**GIVEN ENTRIES**
++++

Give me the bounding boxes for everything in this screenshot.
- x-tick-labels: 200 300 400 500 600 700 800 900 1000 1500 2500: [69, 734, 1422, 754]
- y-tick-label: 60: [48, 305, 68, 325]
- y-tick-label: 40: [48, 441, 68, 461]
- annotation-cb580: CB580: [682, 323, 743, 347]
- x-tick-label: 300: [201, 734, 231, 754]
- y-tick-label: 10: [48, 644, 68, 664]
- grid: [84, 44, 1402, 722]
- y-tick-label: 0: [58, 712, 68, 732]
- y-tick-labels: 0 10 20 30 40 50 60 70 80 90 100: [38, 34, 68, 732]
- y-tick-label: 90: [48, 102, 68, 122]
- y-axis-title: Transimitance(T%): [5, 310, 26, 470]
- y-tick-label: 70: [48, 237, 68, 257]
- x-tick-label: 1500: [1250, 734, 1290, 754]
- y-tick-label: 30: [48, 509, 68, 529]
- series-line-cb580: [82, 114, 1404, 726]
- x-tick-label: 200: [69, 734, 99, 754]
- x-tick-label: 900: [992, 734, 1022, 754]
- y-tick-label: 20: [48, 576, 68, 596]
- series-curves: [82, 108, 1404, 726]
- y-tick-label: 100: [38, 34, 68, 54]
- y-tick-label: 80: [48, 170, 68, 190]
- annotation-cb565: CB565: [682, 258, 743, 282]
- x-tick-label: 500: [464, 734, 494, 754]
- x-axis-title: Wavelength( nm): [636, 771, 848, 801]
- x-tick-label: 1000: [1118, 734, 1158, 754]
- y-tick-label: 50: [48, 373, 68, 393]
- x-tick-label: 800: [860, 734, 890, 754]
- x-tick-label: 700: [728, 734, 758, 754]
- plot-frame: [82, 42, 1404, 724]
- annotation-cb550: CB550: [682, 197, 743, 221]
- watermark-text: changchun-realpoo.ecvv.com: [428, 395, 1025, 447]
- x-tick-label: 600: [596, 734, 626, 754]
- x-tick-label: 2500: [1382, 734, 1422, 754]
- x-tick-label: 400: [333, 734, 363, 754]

++++

**WHAT IS EXPECTED**
Pick out every line in the material above that contains the string "title".

**EXERCISE SOLUTION**
- y-axis-title: Transimitance(T%): [5, 310, 26, 470]
- x-axis-title: Wavelength( nm): [636, 771, 848, 801]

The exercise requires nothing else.